What needs to be done: Copy the data exactly; pictures stay out of the copy.

Saved entries:
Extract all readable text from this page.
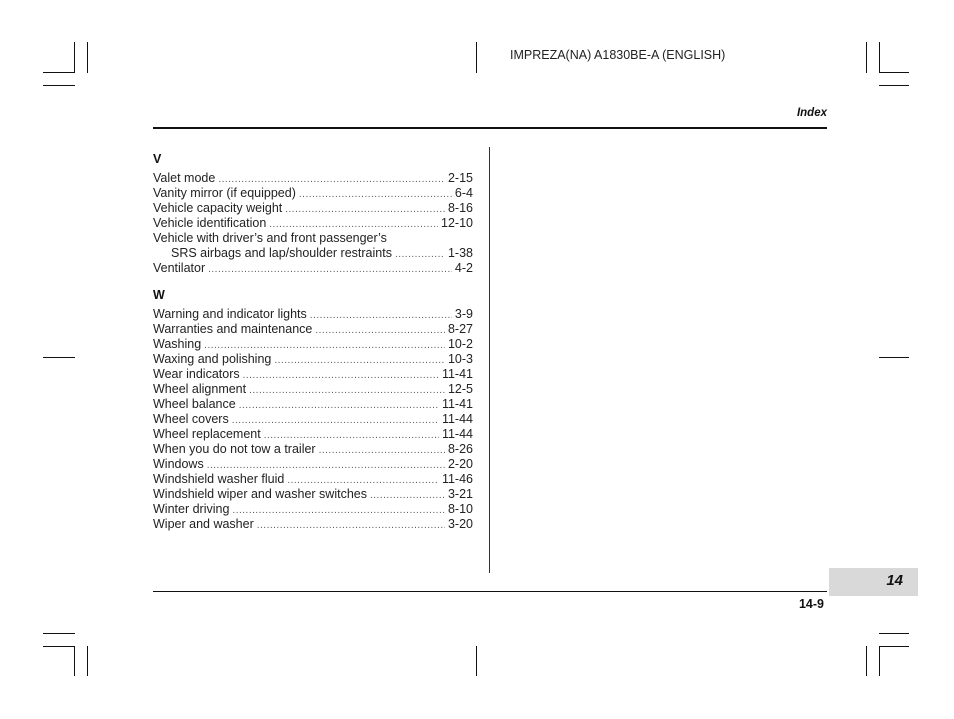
IMPREZA(NA) A1830BE-A (ENGLISH)
Index
V
Valet mode .....	2-15
Vanity mirror (if equipped) .....	6-4
Vehicle capacity weight .....	8-16
Vehicle identification .....	12-10
Vehicle with driver’s and front passenger’s
SRS airbags and lap/shoulder restraints .....	1-38
Ventilator .....	4-2
W
Warning and indicator lights .....	3-9
Warranties and maintenance .....	8-27
Washing .....	10-2
Waxing and polishing .....	10-3
Wear indicators .....	11-41
Wheel alignment .....	12-5
Wheel balance .....	11-41
Wheel covers .....	11-44
Wheel replacement .....	11-44
When you do not tow a trailer .....	8-26
Windows .....	2-20
Windshield washer fluid .....	11-46
Windshield wiper and washer switches .....	3-21
Winter driving .....	8-10
Wiper and washer .....	3-20
14
14-9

Exercise answer:
Extract all readable text from this page.
IMPREZA(NA) A1830BE-A (ENGLISH)
Index
V
Valet mode .....	2-15
Vanity mirror (if equipped) .....	6-4
Vehicle capacity weight .....	8-16
Vehicle identification .....	12-10
Vehicle with driver’s and front passenger’s
SRS airbags and lap/shoulder restraints .....	1-38
Ventilator .....	4-2
W
Warning and indicator lights .....	3-9
Warranties and maintenance .....	8-27
Washing .....	10-2
Waxing and polishing .....	10-3
Wear indicators .....	11-41
Wheel alignment .....	12-5
Wheel balance .....	11-41
Wheel covers .....	11-44
Wheel replacement .....	11-44
When you do not tow a trailer .....	8-26
Windows .....	2-20
Windshield washer fluid .....	11-46
Windshield wiper and washer switches .....	3-21
Winter driving .....	8-10
Wiper and washer .....	3-20
14
14-9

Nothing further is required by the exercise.